Aim of the task: In the following material, identify every line holding the string "JSON" and return it.

Stored items:
=-=-=-=-=
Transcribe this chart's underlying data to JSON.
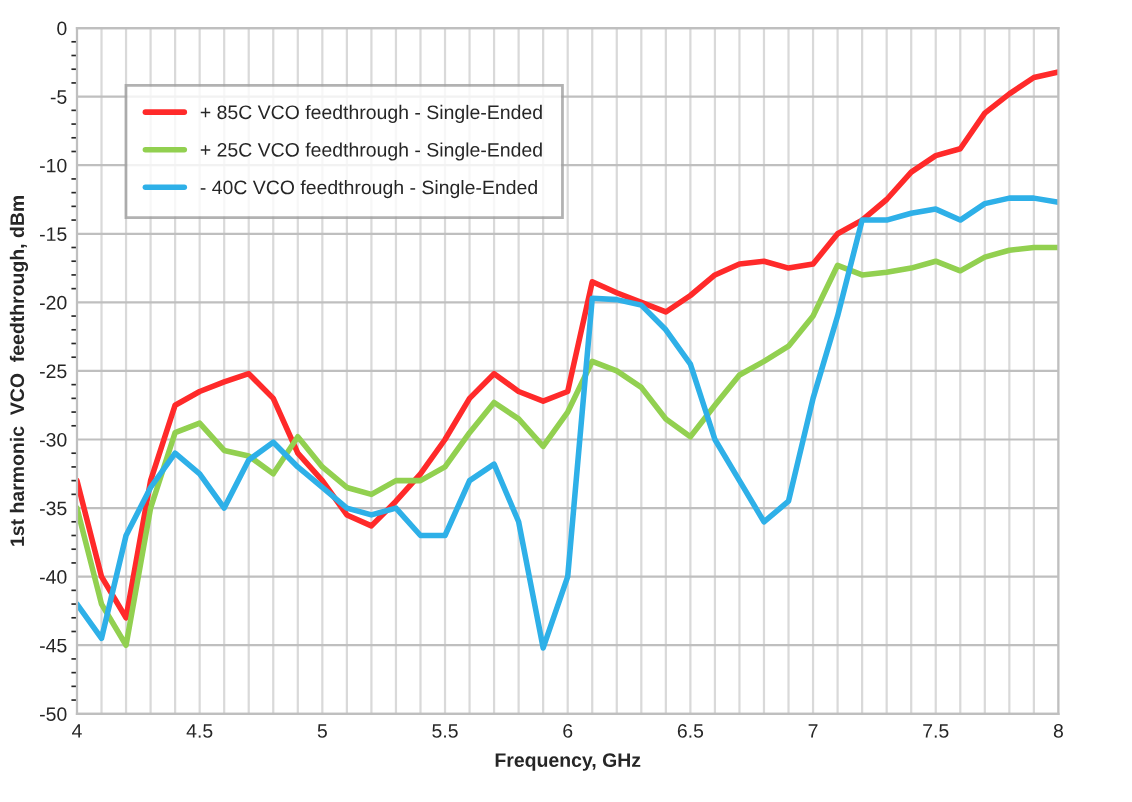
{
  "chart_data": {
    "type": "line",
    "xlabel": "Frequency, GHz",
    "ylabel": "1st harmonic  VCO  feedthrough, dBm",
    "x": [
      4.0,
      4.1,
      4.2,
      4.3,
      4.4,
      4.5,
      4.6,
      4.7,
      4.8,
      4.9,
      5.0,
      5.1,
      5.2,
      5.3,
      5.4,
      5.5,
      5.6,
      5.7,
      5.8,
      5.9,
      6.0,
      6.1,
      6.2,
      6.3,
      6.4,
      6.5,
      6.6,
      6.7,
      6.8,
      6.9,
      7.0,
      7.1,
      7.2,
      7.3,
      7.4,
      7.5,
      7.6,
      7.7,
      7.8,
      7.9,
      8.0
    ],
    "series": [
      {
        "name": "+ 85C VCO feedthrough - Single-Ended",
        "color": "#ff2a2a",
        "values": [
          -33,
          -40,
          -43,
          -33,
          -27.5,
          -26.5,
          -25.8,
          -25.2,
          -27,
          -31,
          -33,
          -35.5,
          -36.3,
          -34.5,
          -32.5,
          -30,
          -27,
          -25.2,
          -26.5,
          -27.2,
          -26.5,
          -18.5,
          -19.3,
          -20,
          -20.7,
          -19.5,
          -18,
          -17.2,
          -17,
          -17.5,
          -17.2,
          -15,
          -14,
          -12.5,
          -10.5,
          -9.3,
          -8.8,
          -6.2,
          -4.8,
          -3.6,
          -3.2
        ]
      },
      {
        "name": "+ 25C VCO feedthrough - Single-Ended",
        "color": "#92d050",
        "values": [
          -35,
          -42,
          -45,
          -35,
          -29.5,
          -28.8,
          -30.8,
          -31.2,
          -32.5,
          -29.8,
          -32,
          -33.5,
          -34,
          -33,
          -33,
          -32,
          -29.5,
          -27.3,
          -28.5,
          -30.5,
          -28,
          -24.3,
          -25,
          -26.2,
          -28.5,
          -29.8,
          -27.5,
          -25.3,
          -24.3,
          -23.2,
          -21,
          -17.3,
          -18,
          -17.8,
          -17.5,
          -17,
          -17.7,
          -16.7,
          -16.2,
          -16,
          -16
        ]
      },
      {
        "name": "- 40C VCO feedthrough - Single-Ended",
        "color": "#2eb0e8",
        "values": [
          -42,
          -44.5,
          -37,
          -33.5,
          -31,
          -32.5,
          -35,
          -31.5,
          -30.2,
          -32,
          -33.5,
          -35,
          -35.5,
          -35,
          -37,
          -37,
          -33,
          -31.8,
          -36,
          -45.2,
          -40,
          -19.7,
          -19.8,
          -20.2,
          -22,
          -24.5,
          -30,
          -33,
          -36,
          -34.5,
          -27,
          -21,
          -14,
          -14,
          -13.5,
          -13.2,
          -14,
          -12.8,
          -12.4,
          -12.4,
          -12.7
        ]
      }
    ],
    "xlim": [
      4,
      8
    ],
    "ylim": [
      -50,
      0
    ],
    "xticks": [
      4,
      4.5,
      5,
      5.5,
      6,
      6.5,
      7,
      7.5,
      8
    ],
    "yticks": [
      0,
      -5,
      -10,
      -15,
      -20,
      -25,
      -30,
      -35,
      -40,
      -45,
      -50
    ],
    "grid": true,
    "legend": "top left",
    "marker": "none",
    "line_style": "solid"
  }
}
=-=-=-=-=
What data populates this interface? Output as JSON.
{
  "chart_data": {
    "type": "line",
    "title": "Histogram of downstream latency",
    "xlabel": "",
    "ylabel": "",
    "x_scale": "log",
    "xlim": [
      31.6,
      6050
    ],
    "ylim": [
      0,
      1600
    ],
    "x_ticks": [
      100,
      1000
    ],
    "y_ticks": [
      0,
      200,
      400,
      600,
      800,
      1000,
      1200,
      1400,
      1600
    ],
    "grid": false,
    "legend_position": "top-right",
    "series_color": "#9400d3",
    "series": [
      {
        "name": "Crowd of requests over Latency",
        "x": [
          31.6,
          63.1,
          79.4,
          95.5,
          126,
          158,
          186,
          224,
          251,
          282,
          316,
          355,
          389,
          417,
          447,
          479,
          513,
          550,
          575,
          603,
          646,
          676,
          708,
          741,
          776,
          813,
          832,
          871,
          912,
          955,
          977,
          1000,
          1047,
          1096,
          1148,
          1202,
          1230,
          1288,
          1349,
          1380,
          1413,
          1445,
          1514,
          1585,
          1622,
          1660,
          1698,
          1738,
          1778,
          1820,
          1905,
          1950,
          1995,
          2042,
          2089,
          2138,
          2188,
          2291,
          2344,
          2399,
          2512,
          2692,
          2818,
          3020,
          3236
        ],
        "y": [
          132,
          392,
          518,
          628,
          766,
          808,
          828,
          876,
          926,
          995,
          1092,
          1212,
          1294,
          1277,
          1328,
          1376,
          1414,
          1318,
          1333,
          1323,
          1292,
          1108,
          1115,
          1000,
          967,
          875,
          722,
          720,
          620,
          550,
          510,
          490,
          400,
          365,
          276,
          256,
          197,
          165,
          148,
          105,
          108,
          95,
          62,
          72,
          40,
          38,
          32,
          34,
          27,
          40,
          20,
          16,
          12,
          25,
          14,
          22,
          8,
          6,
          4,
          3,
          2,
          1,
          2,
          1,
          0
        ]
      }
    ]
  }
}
=-=-=-=-=
Full output:
Transcribe this chart's underlying data to JSON.
What data populates this interface? Output as JSON.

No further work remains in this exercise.